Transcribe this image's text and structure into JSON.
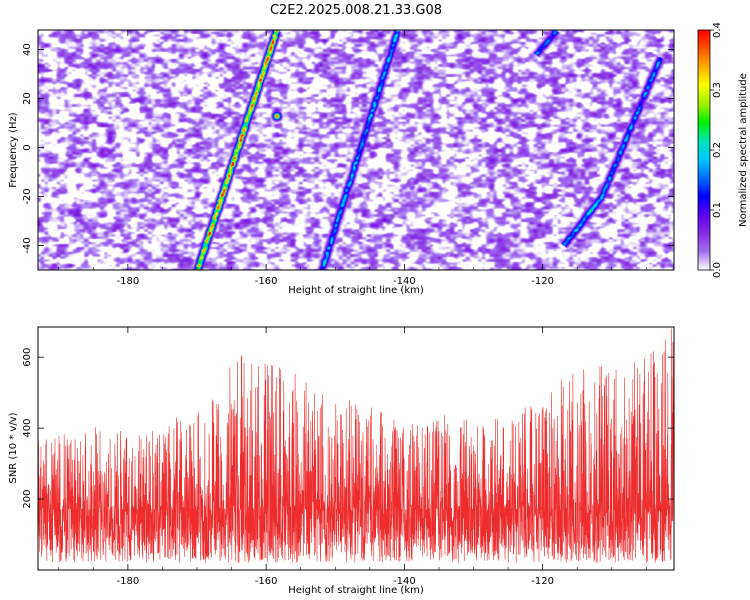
{
  "title": "C2E2.2025.008.21.33.G08",
  "chart_data": [
    {
      "type": "heatmap",
      "xlabel": "Height of straight line (km)",
      "ylabel": "Frequency (Hz)",
      "xlim": [
        -193,
        -101
      ],
      "ylim": [
        -50,
        48
      ],
      "xticks": [
        -180,
        -160,
        -140,
        -120
      ],
      "yticks": [
        -40,
        -20,
        0,
        20,
        40
      ],
      "colorbar": {
        "label": "Normalized spectral amplitude",
        "range": [
          0,
          0.4
        ],
        "ticks": [
          0.0,
          0.1,
          0.2,
          0.3,
          0.4
        ],
        "colors": [
          "#ffffff",
          "#a070f0",
          "#8a2be2",
          "#5a00f0",
          "#0000ff",
          "#0070ff",
          "#00c8ff",
          "#00e6b4",
          "#00f000",
          "#a0f000",
          "#ffff00",
          "#ffb000",
          "#ff5000",
          "#ff0000"
        ]
      },
      "streaks": [
        {
          "x": [
            -170,
            -158.5
          ],
          "y": [
            -50,
            48
          ],
          "peak": 0.38,
          "peak_at": [
            -158.5,
            13
          ]
        },
        {
          "x": [
            -152,
            -141
          ],
          "y": [
            -50,
            48
          ],
          "peak": 0.2
        },
        {
          "x": [
            -117,
            -111.5
          ],
          "y": [
            -40,
            -20
          ],
          "peak": 0.22
        },
        {
          "x": [
            -111.5,
            -103
          ],
          "y": [
            -20,
            37
          ],
          "peak": 0.18
        },
        {
          "x": [
            -121,
            -118
          ],
          "y": [
            38,
            48
          ],
          "peak": 0.17
        }
      ]
    },
    {
      "type": "line",
      "xlabel": "Height of straight line (km)",
      "ylabel": "SNR (10 * v/v)",
      "xlim": [
        -193,
        -101
      ],
      "ylim": [
        0,
        685
      ],
      "xticks": [
        -180,
        -160,
        -140,
        -120
      ],
      "yticks": [
        200,
        400,
        600
      ],
      "color": "#ee2c2c",
      "baseline": 170,
      "envelope_peaks": [
        {
          "x": -190,
          "y": 380
        },
        {
          "x": -185,
          "y": 410
        },
        {
          "x": -177,
          "y": 390
        },
        {
          "x": -173,
          "y": 440
        },
        {
          "x": -168,
          "y": 480
        },
        {
          "x": -164,
          "y": 620
        },
        {
          "x": -160,
          "y": 600
        },
        {
          "x": -156,
          "y": 560
        },
        {
          "x": -151,
          "y": 500
        },
        {
          "x": -145,
          "y": 460
        },
        {
          "x": -140,
          "y": 420
        },
        {
          "x": -133,
          "y": 470
        },
        {
          "x": -127,
          "y": 440
        },
        {
          "x": -120,
          "y": 470
        },
        {
          "x": -115,
          "y": 600
        },
        {
          "x": -108,
          "y": 560
        },
        {
          "x": -102,
          "y": 690
        }
      ]
    }
  ]
}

..........

• WORK TO BE COMPLETED
Copy the whole listing above word for word but do not carry over the pictures.

• REPLY TO THE EXERCISE
Transcribe this image's text and structure into JSON.
{
  "title": "C2E2.2025.008.21.33.G08",
  "chart_data": [
    {
      "type": "heatmap",
      "xlabel": "Height of straight line (km)",
      "ylabel": "Frequency (Hz)",
      "xlim": [
        -193,
        -101
      ],
      "ylim": [
        -50,
        48
      ],
      "xticks": [
        -180,
        -160,
        -140,
        -120
      ],
      "yticks": [
        -40,
        -20,
        0,
        20,
        40
      ],
      "colorbar": {
        "label": "Normalized spectral amplitude",
        "range": [
          0,
          0.4
        ],
        "ticks": [
          0.0,
          0.1,
          0.2,
          0.3,
          0.4
        ],
        "colors": [
          "#ffffff",
          "#a070f0",
          "#8a2be2",
          "#5a00f0",
          "#0000ff",
          "#0070ff",
          "#00c8ff",
          "#00e6b4",
          "#00f000",
          "#a0f000",
          "#ffff00",
          "#ffb000",
          "#ff5000",
          "#ff0000"
        ]
      },
      "streaks": [
        {
          "x": [
            -170,
            -158.5
          ],
          "y": [
            -50,
            48
          ],
          "peak": 0.38,
          "peak_at": [
            -158.5,
            13
          ]
        },
        {
          "x": [
            -152,
            -141
          ],
          "y": [
            -50,
            48
          ],
          "peak": 0.2
        },
        {
          "x": [
            -117,
            -111.5
          ],
          "y": [
            -40,
            -20
          ],
          "peak": 0.22
        },
        {
          "x": [
            -111.5,
            -103
          ],
          "y": [
            -20,
            37
          ],
          "peak": 0.18
        },
        {
          "x": [
            -121,
            -118
          ],
          "y": [
            38,
            48
          ],
          "peak": 0.17
        }
      ]
    },
    {
      "type": "line",
      "xlabel": "Height of straight line (km)",
      "ylabel": "SNR (10 * v/v)",
      "xlim": [
        -193,
        -101
      ],
      "ylim": [
        0,
        685
      ],
      "xticks": [
        -180,
        -160,
        -140,
        -120
      ],
      "yticks": [
        200,
        400,
        600
      ],
      "color": "#ee2c2c",
      "baseline": 170,
      "envelope_peaks": [
        {
          "x": -190,
          "y": 380
        },
        {
          "x": -185,
          "y": 410
        },
        {
          "x": -177,
          "y": 390
        },
        {
          "x": -173,
          "y": 440
        },
        {
          "x": -168,
          "y": 480
        },
        {
          "x": -164,
          "y": 620
        },
        {
          "x": -160,
          "y": 600
        },
        {
          "x": -156,
          "y": 560
        },
        {
          "x": -151,
          "y": 500
        },
        {
          "x": -145,
          "y": 460
        },
        {
          "x": -140,
          "y": 420
        },
        {
          "x": -133,
          "y": 470
        },
        {
          "x": -127,
          "y": 440
        },
        {
          "x": -120,
          "y": 470
        },
        {
          "x": -115,
          "y": 600
        },
        {
          "x": -108,
          "y": 560
        },
        {
          "x": -102,
          "y": 690
        }
      ]
    }
  ]
}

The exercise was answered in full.